Listed records:

********

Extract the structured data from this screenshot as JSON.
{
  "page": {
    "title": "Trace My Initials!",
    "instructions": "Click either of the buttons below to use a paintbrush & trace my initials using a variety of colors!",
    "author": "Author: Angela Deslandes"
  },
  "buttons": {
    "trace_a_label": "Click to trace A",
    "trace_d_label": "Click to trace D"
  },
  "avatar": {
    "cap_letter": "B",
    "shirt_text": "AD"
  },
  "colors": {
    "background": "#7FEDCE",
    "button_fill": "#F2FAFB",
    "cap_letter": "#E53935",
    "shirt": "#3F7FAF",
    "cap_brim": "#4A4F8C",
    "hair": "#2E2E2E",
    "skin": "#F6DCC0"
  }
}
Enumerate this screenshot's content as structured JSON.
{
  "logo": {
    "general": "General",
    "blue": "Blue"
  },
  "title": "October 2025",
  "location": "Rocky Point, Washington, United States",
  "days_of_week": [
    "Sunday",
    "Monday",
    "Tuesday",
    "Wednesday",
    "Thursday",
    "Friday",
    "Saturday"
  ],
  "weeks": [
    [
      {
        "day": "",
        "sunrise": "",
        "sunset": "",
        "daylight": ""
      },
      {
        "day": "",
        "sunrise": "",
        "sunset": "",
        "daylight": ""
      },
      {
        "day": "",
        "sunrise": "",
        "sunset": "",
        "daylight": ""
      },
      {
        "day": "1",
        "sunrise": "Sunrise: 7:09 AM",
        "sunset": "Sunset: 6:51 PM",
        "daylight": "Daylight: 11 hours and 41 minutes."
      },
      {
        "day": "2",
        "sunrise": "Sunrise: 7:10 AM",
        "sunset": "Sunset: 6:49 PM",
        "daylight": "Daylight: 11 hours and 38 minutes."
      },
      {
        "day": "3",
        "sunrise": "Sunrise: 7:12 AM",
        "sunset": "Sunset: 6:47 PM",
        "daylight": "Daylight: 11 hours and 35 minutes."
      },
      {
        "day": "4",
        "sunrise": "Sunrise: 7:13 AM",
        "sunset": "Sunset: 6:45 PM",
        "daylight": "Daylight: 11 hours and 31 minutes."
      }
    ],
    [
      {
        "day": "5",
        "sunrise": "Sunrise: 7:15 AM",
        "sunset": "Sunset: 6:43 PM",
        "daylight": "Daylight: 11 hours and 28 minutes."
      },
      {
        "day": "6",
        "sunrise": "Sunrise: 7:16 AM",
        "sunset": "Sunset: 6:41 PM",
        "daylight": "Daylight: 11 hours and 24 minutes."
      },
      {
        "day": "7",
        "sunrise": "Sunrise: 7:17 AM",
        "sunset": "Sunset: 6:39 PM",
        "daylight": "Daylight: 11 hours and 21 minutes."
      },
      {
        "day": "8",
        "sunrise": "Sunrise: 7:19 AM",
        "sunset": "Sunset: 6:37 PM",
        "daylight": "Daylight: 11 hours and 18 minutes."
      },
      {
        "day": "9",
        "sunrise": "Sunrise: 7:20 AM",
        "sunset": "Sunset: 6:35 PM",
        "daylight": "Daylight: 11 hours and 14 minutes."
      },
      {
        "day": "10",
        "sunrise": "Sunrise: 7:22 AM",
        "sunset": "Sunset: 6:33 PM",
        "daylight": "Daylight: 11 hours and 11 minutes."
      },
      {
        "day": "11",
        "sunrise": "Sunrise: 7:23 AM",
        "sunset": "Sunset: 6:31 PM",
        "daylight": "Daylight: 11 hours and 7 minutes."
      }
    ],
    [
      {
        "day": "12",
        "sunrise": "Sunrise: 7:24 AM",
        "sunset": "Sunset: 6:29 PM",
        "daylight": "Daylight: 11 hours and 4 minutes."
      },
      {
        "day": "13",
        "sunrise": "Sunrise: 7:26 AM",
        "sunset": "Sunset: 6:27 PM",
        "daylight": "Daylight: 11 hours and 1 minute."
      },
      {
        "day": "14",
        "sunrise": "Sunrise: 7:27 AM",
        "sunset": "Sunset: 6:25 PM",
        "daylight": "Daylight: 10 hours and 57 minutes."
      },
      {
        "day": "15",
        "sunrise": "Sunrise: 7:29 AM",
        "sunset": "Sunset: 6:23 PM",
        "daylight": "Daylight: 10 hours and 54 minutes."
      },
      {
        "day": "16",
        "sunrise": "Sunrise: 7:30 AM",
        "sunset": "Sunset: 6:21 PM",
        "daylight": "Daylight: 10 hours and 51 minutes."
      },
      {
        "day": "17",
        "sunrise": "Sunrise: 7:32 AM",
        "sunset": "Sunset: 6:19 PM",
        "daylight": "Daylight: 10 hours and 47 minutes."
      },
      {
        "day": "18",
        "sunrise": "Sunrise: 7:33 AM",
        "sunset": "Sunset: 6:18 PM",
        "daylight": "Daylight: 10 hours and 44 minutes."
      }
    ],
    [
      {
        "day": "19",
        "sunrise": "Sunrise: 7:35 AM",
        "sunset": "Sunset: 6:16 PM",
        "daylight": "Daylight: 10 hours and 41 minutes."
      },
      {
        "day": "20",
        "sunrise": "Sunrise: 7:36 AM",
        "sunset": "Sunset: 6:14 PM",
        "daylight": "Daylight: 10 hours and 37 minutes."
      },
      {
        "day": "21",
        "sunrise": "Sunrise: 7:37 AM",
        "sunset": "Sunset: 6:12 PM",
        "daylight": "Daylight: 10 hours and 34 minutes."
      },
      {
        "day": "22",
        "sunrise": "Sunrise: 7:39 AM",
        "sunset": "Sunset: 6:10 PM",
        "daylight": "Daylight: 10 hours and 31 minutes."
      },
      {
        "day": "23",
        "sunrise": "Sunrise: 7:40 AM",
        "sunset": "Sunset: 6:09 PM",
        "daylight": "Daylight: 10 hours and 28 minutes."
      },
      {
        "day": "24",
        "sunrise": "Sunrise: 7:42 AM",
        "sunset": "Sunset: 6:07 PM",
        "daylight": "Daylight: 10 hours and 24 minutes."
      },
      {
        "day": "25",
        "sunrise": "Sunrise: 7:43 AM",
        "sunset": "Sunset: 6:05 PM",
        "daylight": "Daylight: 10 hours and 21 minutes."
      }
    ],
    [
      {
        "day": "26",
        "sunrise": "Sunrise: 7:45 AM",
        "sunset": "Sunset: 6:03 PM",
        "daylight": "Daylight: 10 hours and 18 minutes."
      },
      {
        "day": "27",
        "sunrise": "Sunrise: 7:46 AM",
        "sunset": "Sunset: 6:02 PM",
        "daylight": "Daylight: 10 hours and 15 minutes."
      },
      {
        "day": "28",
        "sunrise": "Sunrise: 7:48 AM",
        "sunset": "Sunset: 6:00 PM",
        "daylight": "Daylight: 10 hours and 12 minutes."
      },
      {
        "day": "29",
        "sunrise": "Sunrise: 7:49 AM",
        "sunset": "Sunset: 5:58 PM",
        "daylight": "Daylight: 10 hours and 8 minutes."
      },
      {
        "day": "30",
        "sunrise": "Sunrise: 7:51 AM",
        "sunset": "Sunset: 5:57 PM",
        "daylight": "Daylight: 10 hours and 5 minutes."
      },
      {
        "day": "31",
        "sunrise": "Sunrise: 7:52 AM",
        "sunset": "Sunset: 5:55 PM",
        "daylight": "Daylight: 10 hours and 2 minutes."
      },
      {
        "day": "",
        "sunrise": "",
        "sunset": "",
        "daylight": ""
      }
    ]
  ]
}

********

What is needed: Write out the full set of records exactly as given.

Result for this task:
Extract the structured data from this screenshot as JSON.
{
  "page": {
    "title": "Trace My Initials!",
    "instructions": "Click either of the buttons below to use a paintbrush & trace my initials using a variety of colors!",
    "author": "Author: Angela Deslandes"
  },
  "buttons": {
    "trace_a_label": "Click to trace A",
    "trace_d_label": "Click to trace D"
  },
  "avatar": {
    "cap_letter": "B",
    "shirt_text": "AD"
  },
  "colors": {
    "background": "#7FEDCE",
    "button_fill": "#F2FAFB",
    "cap_letter": "#E53935",
    "shirt": "#3F7FAF",
    "cap_brim": "#4A4F8C",
    "hair": "#2E2E2E",
    "skin": "#F6DCC0"
  }
}
Enumerate this screenshot's content as structured JSON.
{
  "logo": {
    "general": "General",
    "blue": "Blue"
  },
  "title": "October 2025",
  "location": "Rocky Point, Washington, United States",
  "days_of_week": [
    "Sunday",
    "Monday",
    "Tuesday",
    "Wednesday",
    "Thursday",
    "Friday",
    "Saturday"
  ],
  "weeks": [
    [
      {
        "day": "",
        "sunrise": "",
        "sunset": "",
        "daylight": ""
      },
      {
        "day": "",
        "sunrise": "",
        "sunset": "",
        "daylight": ""
      },
      {
        "day": "",
        "sunrise": "",
        "sunset": "",
        "daylight": ""
      },
      {
        "day": "1",
        "sunrise": "Sunrise: 7:09 AM",
        "sunset": "Sunset: 6:51 PM",
        "daylight": "Daylight: 11 hours and 41 minutes."
      },
      {
        "day": "2",
        "sunrise": "Sunrise: 7:10 AM",
        "sunset": "Sunset: 6:49 PM",
        "daylight": "Daylight: 11 hours and 38 minutes."
      },
      {
        "day": "3",
        "sunrise": "Sunrise: 7:12 AM",
        "sunset": "Sunset: 6:47 PM",
        "daylight": "Daylight: 11 hours and 35 minutes."
      },
      {
        "day": "4",
        "sunrise": "Sunrise: 7:13 AM",
        "sunset": "Sunset: 6:45 PM",
        "daylight": "Daylight: 11 hours and 31 minutes."
      }
    ],
    [
      {
        "day": "5",
        "sunrise": "Sunrise: 7:15 AM",
        "sunset": "Sunset: 6:43 PM",
        "daylight": "Daylight: 11 hours and 28 minutes."
      },
      {
        "day": "6",
        "sunrise": "Sunrise: 7:16 AM",
        "sunset": "Sunset: 6:41 PM",
        "daylight": "Daylight: 11 hours and 24 minutes."
      },
      {
        "day": "7",
        "sunrise": "Sunrise: 7:17 AM",
        "sunset": "Sunset: 6:39 PM",
        "daylight": "Daylight: 11 hours and 21 minutes."
      },
      {
        "day": "8",
        "sunrise": "Sunrise: 7:19 AM",
        "sunset": "Sunset: 6:37 PM",
        "daylight": "Daylight: 11 hours and 18 minutes."
      },
      {
        "day": "9",
        "sunrise": "Sunrise: 7:20 AM",
        "sunset": "Sunset: 6:35 PM",
        "daylight": "Daylight: 11 hours and 14 minutes."
      },
      {
        "day": "10",
        "sunrise": "Sunrise: 7:22 AM",
        "sunset": "Sunset: 6:33 PM",
        "daylight": "Daylight: 11 hours and 11 minutes."
      },
      {
        "day": "11",
        "sunrise": "Sunrise: 7:23 AM",
        "sunset": "Sunset: 6:31 PM",
        "daylight": "Daylight: 11 hours and 7 minutes."
      }
    ],
    [
      {
        "day": "12",
        "sunrise": "Sunrise: 7:24 AM",
        "sunset": "Sunset: 6:29 PM",
        "daylight": "Daylight: 11 hours and 4 minutes."
      },
      {
        "day": "13",
        "sunrise": "Sunrise: 7:26 AM",
        "sunset": "Sunset: 6:27 PM",
        "daylight": "Daylight: 11 hours and 1 minute."
      },
      {
        "day": "14",
        "sunrise": "Sunrise: 7:27 AM",
        "sunset": "Sunset: 6:25 PM",
        "daylight": "Daylight: 10 hours and 57 minutes."
      },
      {
        "day": "15",
        "sunrise": "Sunrise: 7:29 AM",
        "sunset": "Sunset: 6:23 PM",
        "daylight": "Daylight: 10 hours and 54 minutes."
      },
      {
        "day": "16",
        "sunrise": "Sunrise: 7:30 AM",
        "sunset": "Sunset: 6:21 PM",
        "daylight": "Daylight: 10 hours and 51 minutes."
      },
      {
        "day": "17",
        "sunrise": "Sunrise: 7:32 AM",
        "sunset": "Sunset: 6:19 PM",
        "daylight": "Daylight: 10 hours and 47 minutes."
      },
      {
        "day": "18",
        "sunrise": "Sunrise: 7:33 AM",
        "sunset": "Sunset: 6:18 PM",
        "daylight": "Daylight: 10 hours and 44 minutes."
      }
    ],
    [
      {
        "day": "19",
        "sunrise": "Sunrise: 7:35 AM",
        "sunset": "Sunset: 6:16 PM",
        "daylight": "Daylight: 10 hours and 41 minutes."
      },
      {
        "day": "20",
        "sunrise": "Sunrise: 7:36 AM",
        "sunset": "Sunset: 6:14 PM",
        "daylight": "Daylight: 10 hours and 37 minutes."
      },
      {
        "day": "21",
        "sunrise": "Sunrise: 7:37 AM",
        "sunset": "Sunset: 6:12 PM",
        "daylight": "Daylight: 10 hours and 34 minutes."
      },
      {
        "day": "22",
        "sunrise": "Sunrise: 7:39 AM",
        "sunset": "Sunset: 6:10 PM",
        "daylight": "Daylight: 10 hours and 31 minutes."
      },
      {
        "day": "23",
        "sunrise": "Sunrise: 7:40 AM",
        "sunset": "Sunset: 6:09 PM",
        "daylight": "Daylight: 10 hours and 28 minutes."
      },
      {
        "day": "24",
        "sunrise": "Sunrise: 7:42 AM",
        "sunset": "Sunset: 6:07 PM",
        "daylight": "Daylight: 10 hours and 24 minutes."
      },
      {
        "day": "25",
        "sunrise": "Sunrise: 7:43 AM",
        "sunset": "Sunset: 6:05 PM",
        "daylight": "Daylight: 10 hours and 21 minutes."
      }
    ],
    [
      {
        "day": "26",
        "sunrise": "Sunrise: 7:45 AM",
        "sunset": "Sunset: 6:03 PM",
        "daylight": "Daylight: 10 hours and 18 minutes."
      },
      {
        "day": "27",
        "sunrise": "Sunrise: 7:46 AM",
        "sunset": "Sunset: 6:02 PM",
        "daylight": "Daylight: 10 hours and 15 minutes."
      },
      {
        "day": "28",
        "sunrise": "Sunrise: 7:48 AM",
        "sunset": "Sunset: 6:00 PM",
        "daylight": "Daylight: 10 hours and 12 minutes."
      },
      {
        "day": "29",
        "sunrise": "Sunrise: 7:49 AM",
        "sunset": "Sunset: 5:58 PM",
        "daylight": "Daylight: 10 hours and 8 minutes."
      },
      {
        "day": "30",
        "sunrise": "Sunrise: 7:51 AM",
        "sunset": "Sunset: 5:57 PM",
        "daylight": "Daylight: 10 hours and 5 minutes."
      },
      {
        "day": "31",
        "sunrise": "Sunrise: 7:52 AM",
        "sunset": "Sunset: 5:55 PM",
        "daylight": "Daylight: 10 hours and 2 minutes."
      },
      {
        "day": "",
        "sunrise": "",
        "sunset": "",
        "daylight": ""
      }
    ]
  ]
}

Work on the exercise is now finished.